• Trecho selecionado:
■ ■ ■ ■
Somos inspiração em estado de graça e apreensão… do ar que nos cerca. E do mundo que nos move. E o que se inspira é o que mantém vivo e faz seguir, mas também o que pode apontar um novo rumo. E a vida pulsa!
É por aí que a gente descobre que o melhor são as pequenas inspirações nossas de todo dia. Com a espinha ereta, o coração tranquilo, mas a mente bem aberta! Porque algumas passam discretas, mas estão ali para serem sorvidas por um olhar. É!
De repente percebemos que conseguimos respirar com os olhos e provar o sabor do som ou sentir o toque da luz… E é nessa dança dos sentidos, que mora o germe de uma nova idéia. Não se sabe ao certo o momento em que ela se apodera da alma. Cada dom a seu tempo, cada esforço a seu chão. Ora num primeiro assalto, ora num ataque final.
E não tem mais jeito, somos despertados para uma dimensão até então desconhecida, em forma e cor e função. Assim, num dia qualquer de uma semana comum, um fato corriqueiro nos dá o poder da visão além do alcance do nosso óbvio. E faz-se o entendimento, que vai motivar as futuras ações e todos os desafios que estarão por vir. Transformador. Como todo achado deve ser.
Parte deste texto escrito até aqui foi feito há alguns anos e me relembrado por esses dias. Eu me dirigia a uma turma de alunos formandos, e falava com eles a respeito de como os supostos dons por vezes são frutos de um processo de construção pessoal, que pode ser desencadeado pelos fatos mais improváveis.
Coincidências que não existem, também por esses dias, aconteceu de passar um dos meus filmes eternos, O Fabuloso Destino de Amélie Poulin… Nelson Rodrigues falava que devemos “…ler pouco e reler muito. Há uns poucos livros totais, três ou quatro, que nos salvam ou que nos perdem. É preciso relê-los…” Penso que com os filmes e com todas as artes, seja a mesma coisa. Amélie é um dos meus filmes totais. E acho que já me salvou algumas vezes. Ele fala justo das descobertas singelas e fundamentais que fazemos ao longo da nossa caminhada. De como o exercício da observação do entorno associado a uma boa dose de criatividade, que pode ser trabalhada, consegue despertar uma nova perspectiva sobre tudo. E sobre nós.
A história de Amélie, uma pessoa sabe voar e se impõe um dever, nos ensina que achar um sentido real e nobre pra vida é o mesmo que encontrar um tesouro valioso. Que tão importante quanto um talento natural, são os movimentos criados e exercidos a partir de uma escolha. Por vezes parece difícil a gente descobrir para que serve e porque veio… de verdade.
■ ■ ■ ■
• Trechos de dados:
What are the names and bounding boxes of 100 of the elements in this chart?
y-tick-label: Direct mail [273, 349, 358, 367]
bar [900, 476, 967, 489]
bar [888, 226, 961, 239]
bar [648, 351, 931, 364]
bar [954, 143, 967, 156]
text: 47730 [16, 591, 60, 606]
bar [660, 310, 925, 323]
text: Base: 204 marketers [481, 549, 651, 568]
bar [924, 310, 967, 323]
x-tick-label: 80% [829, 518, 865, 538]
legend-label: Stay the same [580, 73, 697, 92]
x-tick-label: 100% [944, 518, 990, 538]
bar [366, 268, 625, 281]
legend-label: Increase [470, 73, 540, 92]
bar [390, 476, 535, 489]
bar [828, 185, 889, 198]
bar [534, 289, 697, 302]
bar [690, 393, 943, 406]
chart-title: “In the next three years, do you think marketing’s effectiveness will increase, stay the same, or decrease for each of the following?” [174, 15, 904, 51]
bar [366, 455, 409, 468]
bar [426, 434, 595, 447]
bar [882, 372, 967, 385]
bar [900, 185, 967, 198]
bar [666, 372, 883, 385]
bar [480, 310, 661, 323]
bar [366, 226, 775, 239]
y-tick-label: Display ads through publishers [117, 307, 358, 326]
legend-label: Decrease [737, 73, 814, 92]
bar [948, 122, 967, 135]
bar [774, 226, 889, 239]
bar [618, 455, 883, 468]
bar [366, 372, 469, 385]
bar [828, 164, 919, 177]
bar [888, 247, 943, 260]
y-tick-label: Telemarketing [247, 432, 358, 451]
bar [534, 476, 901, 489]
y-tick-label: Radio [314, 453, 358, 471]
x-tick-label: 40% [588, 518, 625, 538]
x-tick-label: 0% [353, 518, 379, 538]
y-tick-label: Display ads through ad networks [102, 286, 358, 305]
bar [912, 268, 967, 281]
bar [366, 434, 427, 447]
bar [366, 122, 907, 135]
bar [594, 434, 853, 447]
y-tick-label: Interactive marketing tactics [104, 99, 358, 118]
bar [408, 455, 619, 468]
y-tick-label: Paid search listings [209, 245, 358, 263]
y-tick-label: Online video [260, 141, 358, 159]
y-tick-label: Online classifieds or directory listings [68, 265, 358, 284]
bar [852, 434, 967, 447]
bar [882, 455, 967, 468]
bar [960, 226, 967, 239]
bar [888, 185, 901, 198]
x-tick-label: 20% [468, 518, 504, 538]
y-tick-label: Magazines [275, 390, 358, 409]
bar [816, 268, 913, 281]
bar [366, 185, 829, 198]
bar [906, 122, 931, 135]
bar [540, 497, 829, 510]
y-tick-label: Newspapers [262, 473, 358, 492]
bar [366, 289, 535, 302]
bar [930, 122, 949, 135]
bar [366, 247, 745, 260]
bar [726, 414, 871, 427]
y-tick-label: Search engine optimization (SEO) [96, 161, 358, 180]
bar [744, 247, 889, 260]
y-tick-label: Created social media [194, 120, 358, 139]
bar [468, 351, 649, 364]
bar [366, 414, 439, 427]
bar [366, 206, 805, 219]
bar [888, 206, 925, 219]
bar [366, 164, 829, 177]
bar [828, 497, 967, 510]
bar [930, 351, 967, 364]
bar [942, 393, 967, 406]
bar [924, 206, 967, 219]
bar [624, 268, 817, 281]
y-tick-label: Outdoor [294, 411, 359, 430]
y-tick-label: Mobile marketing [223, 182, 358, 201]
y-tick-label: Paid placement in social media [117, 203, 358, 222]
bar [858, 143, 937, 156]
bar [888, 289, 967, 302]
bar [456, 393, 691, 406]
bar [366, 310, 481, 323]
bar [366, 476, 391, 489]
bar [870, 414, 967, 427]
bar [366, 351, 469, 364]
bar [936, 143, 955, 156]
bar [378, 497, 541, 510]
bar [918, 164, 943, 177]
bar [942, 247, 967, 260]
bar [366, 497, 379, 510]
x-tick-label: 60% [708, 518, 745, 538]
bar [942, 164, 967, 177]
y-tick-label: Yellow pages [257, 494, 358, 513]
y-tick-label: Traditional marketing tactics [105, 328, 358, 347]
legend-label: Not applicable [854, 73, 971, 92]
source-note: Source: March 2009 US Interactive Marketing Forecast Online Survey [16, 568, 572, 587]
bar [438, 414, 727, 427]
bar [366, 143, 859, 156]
■ ■ ■ ■
• Pedido escrito 1:
Diga se cada afirmação abaixo está de acordo com o texto sobre inspiração, respondendo sim ou não e citando as palavras exatas do texto que decidem a resposta.
(a) Parte do texto foi escrita há alguns anos.
(b) Nelson Rodrigues recomendava ler muito e reler pouco.
(c) O filme de Amélie é apontado como um dos filmes totais de quem escreve.
• Pedido escrito 2:
Responda, com base no texto sobre inspiração:
(a) Segundo a fala de Nelson Rodrigues citada, quantos são os livros totais?
(b) Qual é o título do filme mencionado?
(c) A quem se dirigia quem escreve quando fez parte do texto?
• Pedido escrito 3: Dê continuidade ao texto sobre inspiração a partir do ponto em que ele para.
As entradas não são necessárias para nada do que se pede.

• Resultado da tarefa 1:
(a) Sim: "Parte deste texto escrito até aqui foi feito há alguns anos"
(b) Não: "…ler pouco e reler muito."
(c) Sim: "Amélie é um dos meus filmes totais."

• Resultado da tarefa 2:
(a) Três ou quatro.
(b) O Fabuloso Destino de Amélie Poulin.
(c) A uma turma de alunos formandos.

• Resultado da tarefa 3:
Mas talvez seja só uma questão de prestar a atenção no impacto dos nossos atos nas vidas dos que nos cercam. O que mais os deixarem felizes, talvez seja o que fazemos de melhor. E não é a isso que chamam de dom? Ao se doar tempo, energia e atenção para um ofício que pode ser modificador ou feliz para alguém, instala-se uma nova ordem interna. Se é o universo conspirando ou se tudo é só matemática, física ou qualquer outra coisa bem exata, o fato é que o que vem tem volta… E vamos ficando cada vez melhores no trato daquele exercício.
Então é preciso sempre olhar largo, ou bem pertinho. Inspirar fundo, expirar longe e ter a sensibilidade de saber que o coração pensa e a mente ama e os passos de quem se doa brilham, marcando a trilha que materializa o sonho. Compreender que o empenho pesa mais que a sorte e a ousadia irmana com o êxito, que irmana com o ponto onde se quer chegar. Onde se quer chegar? O certo é que todo dia a gente cresce e ainda pode querer e ser. Vamos, enquanto somos os senhores da nossa fantasia, do nosso agora e da nossa fé. Resta encontrar o tesouro no fim do arco-íris, que quase sempre está enterrado em nosso quintal.
.música incidental – over the rainbow.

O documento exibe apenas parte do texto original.